* **Exercise brief**:
Across the data below, how many lines hold "screenshot"? Answer with that number and nothing else.

* **Supplied records**:
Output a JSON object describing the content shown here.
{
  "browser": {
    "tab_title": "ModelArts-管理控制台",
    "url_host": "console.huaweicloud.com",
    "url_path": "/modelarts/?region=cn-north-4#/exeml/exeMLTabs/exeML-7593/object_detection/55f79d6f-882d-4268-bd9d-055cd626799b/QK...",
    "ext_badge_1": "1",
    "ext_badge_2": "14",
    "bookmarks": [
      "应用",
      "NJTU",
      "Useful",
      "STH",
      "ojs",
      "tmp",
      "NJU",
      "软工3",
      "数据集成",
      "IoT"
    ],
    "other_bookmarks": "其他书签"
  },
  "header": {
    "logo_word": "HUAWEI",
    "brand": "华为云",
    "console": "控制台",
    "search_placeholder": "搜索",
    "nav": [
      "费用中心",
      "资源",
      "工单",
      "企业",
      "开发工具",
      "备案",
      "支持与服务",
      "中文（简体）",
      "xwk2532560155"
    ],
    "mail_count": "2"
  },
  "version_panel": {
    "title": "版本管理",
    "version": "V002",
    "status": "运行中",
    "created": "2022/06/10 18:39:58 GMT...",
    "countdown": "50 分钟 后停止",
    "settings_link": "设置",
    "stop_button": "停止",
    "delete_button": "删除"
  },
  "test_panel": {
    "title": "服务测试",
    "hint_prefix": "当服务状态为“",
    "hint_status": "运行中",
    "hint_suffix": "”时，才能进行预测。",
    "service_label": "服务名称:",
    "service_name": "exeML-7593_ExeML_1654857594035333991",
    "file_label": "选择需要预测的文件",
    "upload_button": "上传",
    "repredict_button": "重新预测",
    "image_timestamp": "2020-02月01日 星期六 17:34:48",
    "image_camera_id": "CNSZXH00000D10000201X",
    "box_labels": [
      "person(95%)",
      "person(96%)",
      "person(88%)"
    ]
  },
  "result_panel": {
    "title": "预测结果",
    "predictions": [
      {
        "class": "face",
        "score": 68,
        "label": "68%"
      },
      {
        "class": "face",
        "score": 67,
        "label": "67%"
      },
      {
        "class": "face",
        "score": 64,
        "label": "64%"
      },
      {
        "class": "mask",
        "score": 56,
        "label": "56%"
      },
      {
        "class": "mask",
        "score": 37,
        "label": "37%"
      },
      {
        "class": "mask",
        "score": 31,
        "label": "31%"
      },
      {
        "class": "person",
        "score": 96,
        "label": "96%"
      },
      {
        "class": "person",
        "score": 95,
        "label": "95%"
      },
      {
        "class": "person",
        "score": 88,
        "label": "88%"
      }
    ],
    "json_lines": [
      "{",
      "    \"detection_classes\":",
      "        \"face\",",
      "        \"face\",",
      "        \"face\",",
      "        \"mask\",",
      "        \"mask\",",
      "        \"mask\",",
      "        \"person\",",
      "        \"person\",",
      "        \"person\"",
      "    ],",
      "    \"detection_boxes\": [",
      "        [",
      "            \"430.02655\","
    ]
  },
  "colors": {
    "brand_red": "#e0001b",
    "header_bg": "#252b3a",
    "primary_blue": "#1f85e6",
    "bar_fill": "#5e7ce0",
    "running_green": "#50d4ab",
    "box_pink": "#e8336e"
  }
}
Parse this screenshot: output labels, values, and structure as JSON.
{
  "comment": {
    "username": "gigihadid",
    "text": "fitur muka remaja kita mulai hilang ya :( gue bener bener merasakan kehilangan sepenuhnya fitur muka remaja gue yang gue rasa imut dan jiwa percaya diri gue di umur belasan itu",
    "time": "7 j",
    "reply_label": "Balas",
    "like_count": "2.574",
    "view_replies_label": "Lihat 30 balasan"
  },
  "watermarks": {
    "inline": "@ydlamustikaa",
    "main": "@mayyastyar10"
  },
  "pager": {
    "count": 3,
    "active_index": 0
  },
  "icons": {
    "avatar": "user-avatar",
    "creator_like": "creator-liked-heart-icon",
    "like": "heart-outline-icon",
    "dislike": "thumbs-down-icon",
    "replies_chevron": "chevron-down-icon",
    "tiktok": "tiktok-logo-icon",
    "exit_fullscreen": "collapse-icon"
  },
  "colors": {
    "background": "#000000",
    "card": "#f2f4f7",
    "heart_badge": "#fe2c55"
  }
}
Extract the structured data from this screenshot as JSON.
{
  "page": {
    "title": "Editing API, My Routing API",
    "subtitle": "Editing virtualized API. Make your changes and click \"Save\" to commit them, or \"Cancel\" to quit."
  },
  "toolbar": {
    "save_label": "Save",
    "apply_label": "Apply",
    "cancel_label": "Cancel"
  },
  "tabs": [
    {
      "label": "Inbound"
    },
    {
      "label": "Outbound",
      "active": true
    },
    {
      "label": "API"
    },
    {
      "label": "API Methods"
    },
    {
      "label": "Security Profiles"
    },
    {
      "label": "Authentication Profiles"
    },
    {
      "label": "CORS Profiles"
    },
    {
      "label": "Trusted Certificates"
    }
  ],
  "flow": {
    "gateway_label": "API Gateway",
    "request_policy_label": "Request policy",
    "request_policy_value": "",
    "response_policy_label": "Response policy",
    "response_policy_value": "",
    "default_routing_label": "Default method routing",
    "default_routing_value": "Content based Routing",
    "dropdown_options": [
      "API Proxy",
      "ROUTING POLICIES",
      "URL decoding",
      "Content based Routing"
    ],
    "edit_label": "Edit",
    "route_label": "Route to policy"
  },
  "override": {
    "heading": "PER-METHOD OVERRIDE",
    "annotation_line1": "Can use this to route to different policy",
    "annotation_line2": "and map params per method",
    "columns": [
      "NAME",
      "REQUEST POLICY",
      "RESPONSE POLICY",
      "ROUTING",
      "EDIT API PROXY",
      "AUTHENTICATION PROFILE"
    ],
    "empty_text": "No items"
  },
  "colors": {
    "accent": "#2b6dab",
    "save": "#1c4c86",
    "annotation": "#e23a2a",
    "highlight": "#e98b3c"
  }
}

* **Expected output**:
2